:: Problem to solve ::
Copy every record below exactly.

Data entries

^^^^^^^^

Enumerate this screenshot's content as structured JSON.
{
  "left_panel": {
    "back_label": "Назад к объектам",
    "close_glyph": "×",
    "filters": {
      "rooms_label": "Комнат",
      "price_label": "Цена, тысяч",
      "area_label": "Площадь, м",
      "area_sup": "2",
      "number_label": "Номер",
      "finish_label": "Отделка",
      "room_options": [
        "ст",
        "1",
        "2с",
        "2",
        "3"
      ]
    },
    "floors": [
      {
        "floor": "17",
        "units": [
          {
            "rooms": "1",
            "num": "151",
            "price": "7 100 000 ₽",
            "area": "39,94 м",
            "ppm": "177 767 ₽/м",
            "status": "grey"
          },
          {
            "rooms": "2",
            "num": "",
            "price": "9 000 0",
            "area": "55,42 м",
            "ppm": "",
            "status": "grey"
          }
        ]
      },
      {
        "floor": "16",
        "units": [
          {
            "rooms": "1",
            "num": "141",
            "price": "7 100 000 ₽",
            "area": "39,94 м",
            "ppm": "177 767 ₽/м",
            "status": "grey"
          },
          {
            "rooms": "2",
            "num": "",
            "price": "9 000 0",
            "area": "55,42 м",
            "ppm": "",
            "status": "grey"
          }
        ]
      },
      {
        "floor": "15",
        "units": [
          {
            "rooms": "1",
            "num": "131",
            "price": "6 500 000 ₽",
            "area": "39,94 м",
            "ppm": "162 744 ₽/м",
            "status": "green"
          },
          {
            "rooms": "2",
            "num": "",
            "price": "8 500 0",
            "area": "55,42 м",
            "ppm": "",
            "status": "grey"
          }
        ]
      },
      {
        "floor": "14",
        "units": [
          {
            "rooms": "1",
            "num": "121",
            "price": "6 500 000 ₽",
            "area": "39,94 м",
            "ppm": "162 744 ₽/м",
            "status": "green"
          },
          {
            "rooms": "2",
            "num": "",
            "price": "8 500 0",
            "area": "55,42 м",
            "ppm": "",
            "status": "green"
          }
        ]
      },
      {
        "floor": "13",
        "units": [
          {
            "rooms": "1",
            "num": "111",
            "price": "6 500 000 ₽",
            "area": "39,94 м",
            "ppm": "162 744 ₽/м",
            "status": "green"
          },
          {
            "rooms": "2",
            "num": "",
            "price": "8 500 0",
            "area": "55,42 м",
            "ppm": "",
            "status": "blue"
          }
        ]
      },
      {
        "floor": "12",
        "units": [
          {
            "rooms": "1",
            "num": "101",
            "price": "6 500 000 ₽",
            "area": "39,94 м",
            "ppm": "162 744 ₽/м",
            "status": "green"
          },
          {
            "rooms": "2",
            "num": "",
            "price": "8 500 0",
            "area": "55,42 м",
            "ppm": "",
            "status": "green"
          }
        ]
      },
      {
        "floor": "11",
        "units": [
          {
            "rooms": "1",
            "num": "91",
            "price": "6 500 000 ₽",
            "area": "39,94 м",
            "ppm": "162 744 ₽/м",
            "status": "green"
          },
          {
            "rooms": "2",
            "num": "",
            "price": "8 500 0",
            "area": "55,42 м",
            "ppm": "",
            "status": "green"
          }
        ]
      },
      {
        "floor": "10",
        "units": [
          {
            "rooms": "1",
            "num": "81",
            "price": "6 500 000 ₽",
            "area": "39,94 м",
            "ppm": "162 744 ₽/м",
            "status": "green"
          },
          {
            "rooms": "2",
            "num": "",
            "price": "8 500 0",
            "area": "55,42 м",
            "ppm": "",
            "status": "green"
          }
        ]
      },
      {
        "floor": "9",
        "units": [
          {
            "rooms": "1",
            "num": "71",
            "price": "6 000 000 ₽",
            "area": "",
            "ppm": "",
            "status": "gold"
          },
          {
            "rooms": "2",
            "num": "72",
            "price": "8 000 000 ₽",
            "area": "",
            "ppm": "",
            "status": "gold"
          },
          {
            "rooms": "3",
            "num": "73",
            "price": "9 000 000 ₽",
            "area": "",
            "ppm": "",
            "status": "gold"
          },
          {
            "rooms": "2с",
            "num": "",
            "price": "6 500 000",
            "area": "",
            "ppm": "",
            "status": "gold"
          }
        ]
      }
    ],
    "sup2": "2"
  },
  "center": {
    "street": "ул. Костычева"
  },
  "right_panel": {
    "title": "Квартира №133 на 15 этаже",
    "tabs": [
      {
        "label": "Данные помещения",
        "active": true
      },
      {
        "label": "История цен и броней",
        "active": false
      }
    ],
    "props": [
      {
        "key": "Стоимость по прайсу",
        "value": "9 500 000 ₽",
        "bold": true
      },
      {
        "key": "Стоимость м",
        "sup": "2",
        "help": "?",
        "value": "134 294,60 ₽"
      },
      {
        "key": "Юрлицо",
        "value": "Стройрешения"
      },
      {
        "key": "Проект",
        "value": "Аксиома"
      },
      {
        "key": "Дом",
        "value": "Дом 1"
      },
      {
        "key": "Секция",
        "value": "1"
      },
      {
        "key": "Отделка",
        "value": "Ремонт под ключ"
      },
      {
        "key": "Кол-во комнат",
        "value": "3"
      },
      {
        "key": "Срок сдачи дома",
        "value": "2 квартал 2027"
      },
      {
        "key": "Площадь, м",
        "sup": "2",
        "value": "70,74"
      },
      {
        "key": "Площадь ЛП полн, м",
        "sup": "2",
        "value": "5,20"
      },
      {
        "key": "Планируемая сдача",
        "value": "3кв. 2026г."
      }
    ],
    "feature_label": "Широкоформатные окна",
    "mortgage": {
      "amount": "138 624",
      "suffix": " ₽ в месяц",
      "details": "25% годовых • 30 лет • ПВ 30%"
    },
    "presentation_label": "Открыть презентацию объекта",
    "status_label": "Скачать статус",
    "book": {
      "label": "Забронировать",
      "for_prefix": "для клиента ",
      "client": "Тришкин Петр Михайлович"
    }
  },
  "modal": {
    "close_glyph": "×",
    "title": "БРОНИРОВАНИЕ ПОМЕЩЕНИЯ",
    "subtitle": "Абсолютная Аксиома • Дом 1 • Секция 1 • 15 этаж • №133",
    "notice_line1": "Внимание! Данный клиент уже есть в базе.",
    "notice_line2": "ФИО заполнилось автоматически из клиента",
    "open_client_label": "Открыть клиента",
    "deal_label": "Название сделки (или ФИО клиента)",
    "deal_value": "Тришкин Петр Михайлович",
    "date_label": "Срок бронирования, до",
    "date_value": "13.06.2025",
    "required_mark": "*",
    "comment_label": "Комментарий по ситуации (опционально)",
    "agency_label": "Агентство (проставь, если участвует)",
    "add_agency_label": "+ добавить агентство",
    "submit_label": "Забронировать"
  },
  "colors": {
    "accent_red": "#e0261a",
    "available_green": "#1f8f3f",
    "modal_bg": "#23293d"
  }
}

^^^^^^^^

:: The output ::
Enumerate this screenshot's content as structured JSON.
{
  "left_panel": {
    "back_label": "Назад к объектам",
    "close_glyph": "×",
    "filters": {
      "rooms_label": "Комнат",
      "price_label": "Цена, тысяч",
      "area_label": "Площадь, м",
      "area_sup": "2",
      "number_label": "Номер",
      "finish_label": "Отделка",
      "room_options": [
        "ст",
        "1",
        "2с",
        "2",
        "3"
      ]
    },
    "floors": [
      {
        "floor": "17",
        "units": [
          {
            "rooms": "1",
            "num": "151",
            "price": "7 100 000 ₽",
            "area": "39,94 м",
            "ppm": "177 767 ₽/м",
            "status": "grey"
          },
          {
            "rooms": "2",
            "num": "",
            "price": "9 000 0",
            "area": "55,42 м",
            "ppm": "",
            "status": "grey"
          }
        ]
      },
      {
        "floor": "16",
        "units": [
          {
            "rooms": "1",
            "num": "141",
            "price": "7 100 000 ₽",
            "area": "39,94 м",
            "ppm": "177 767 ₽/м",
            "status": "grey"
          },
          {
            "rooms": "2",
            "num": "",
            "price": "9 000 0",
            "area": "55,42 м",
            "ppm": "",
            "status": "grey"
          }
        ]
      },
      {
        "floor": "15",
        "units": [
          {
            "rooms": "1",
            "num": "131",
            "price": "6 500 000 ₽",
            "area": "39,94 м",
            "ppm": "162 744 ₽/м",
            "status": "green"
          },
          {
            "rooms": "2",
            "num": "",
            "price": "8 500 0",
            "area": "55,42 м",
            "ppm": "",
            "status": "grey"
          }
        ]
      },
      {
        "floor": "14",
        "units": [
          {
            "rooms": "1",
            "num": "121",
            "price": "6 500 000 ₽",
            "area": "39,94 м",
            "ppm": "162 744 ₽/м",
            "status": "green"
          },
          {
            "rooms": "2",
            "num": "",
            "price": "8 500 0",
            "area": "55,42 м",
            "ppm": "",
            "status": "green"
          }
        ]
      },
      {
        "floor": "13",
        "units": [
          {
            "rooms": "1",
            "num": "111",
            "price": "6 500 000 ₽",
            "area": "39,94 м",
            "ppm": "162 744 ₽/м",
            "status": "green"
          },
          {
            "rooms": "2",
            "num": "",
            "price": "8 500 0",
            "area": "55,42 м",
            "ppm": "",
            "status": "blue"
          }
        ]
      },
      {
        "floor": "12",
        "units": [
          {
            "rooms": "1",
            "num": "101",
            "price": "6 500 000 ₽",
            "area": "39,94 м",
            "ppm": "162 744 ₽/м",
            "status": "green"
          },
          {
            "rooms": "2",
            "num": "",
            "price": "8 500 0",
            "area": "55,42 м",
            "ppm": "",
            "status": "green"
          }
        ]
      },
      {
        "floor": "11",
        "units": [
          {
            "rooms": "1",
            "num": "91",
            "price": "6 500 000 ₽",
            "area": "39,94 м",
            "ppm": "162 744 ₽/м",
            "status": "green"
          },
          {
            "rooms": "2",
            "num": "",
            "price": "8 500 0",
            "area": "55,42 м",
            "ppm": "",
            "status": "green"
          }
        ]
      },
      {
        "floor": "10",
        "units": [
          {
            "rooms": "1",
            "num": "81",
            "price": "6 500 000 ₽",
            "area": "39,94 м",
            "ppm": "162 744 ₽/м",
            "status": "green"
          },
          {
            "rooms": "2",
            "num": "",
            "price": "8 500 0",
            "area": "55,42 м",
            "ppm": "",
            "status": "green"
          }
        ]
      },
      {
        "floor": "9",
        "units": [
          {
            "rooms": "1",
            "num": "71",
            "price": "6 000 000 ₽",
            "area": "",
            "ppm": "",
            "status": "gold"
          },
          {
            "rooms": "2",
            "num": "72",
            "price": "8 000 000 ₽",
            "area": "",
            "ppm": "",
            "status": "gold"
          },
          {
            "rooms": "3",
            "num": "73",
            "price": "9 000 000 ₽",
            "area": "",
            "ppm": "",
            "status": "gold"
          },
          {
            "rooms": "2с",
            "num": "",
            "price": "6 500 000",
            "area": "",
            "ppm": "",
            "status": "gold"
          }
        ]
      }
    ],
    "sup2": "2"
  },
  "center": {
    "street": "ул. Костычева"
  },
  "right_panel": {
    "title": "Квартира №133 на 15 этаже",
    "tabs": [
      {
        "label": "Данные помещения",
        "active": true
      },
      {
        "label": "История цен и броней",
        "active": false
      }
    ],
    "props": [
      {
        "key": "Стоимость по прайсу",
        "value": "9 500 000 ₽",
        "bold": true
      },
      {
        "key": "Стоимость м",
        "sup": "2",
        "help": "?",
        "value": "134 294,60 ₽"
      },
      {
        "key": "Юрлицо",
        "value": "Стройрешения"
      },
      {
        "key": "Проект",
        "value": "Аксиома"
      },
      {
        "key": "Дом",
        "value": "Дом 1"
      },
      {
        "key": "Секция",
        "value": "1"
      },
      {
        "key": "Отделка",
        "value": "Ремонт под ключ"
      },
      {
        "key": "Кол-во комнат",
        "value": "3"
      },
      {
        "key": "Срок сдачи дома",
        "value": "2 квартал 2027"
      },
      {
        "key": "Площадь, м",
        "sup": "2",
        "value": "70,74"
      },
      {
        "key": "Площадь ЛП полн, м",
        "sup": "2",
        "value": "5,20"
      },
      {
        "key": "Планируемая сдача",
        "value": "3кв. 2026г."
      }
    ],
    "feature_label": "Широкоформатные окна",
    "mortgage": {
      "amount": "138 624",
      "suffix": " ₽ в месяц",
      "details": "25% годовых • 30 лет • ПВ 30%"
    },
    "presentation_label": "Открыть презентацию объекта",
    "status_label": "Скачать статус",
    "book": {
      "label": "Забронировать",
      "for_prefix": "для клиента ",
      "client": "Тришкин Петр Михайлович"
    }
  },
  "modal": {
    "close_glyph": "×",
    "title": "БРОНИРОВАНИЕ ПОМЕЩЕНИЯ",
    "subtitle": "Абсолютная Аксиома • Дом 1 • Секция 1 • 15 этаж • №133",
    "notice_line1": "Внимание! Данный клиент уже есть в базе.",
    "notice_line2": "ФИО заполнилось автоматически из клиента",
    "open_client_label": "Открыть клиента",
    "deal_label": "Название сделки (или ФИО клиента)",
    "deal_value": "Тришкин Петр Михайлович",
    "date_label": "Срок бронирования, до",
    "date_value": "13.06.2025",
    "required_mark": "*",
    "comment_label": "Комментарий по ситуации (опционально)",
    "agency_label": "Агентство (проставь, если участвует)",
    "add_agency_label": "+ добавить агентство",
    "submit_label": "Забронировать"
  },
  "colors": {
    "accent_red": "#e0261a",
    "available_green": "#1f8f3f",
    "modal_bg": "#23293d"
  }
}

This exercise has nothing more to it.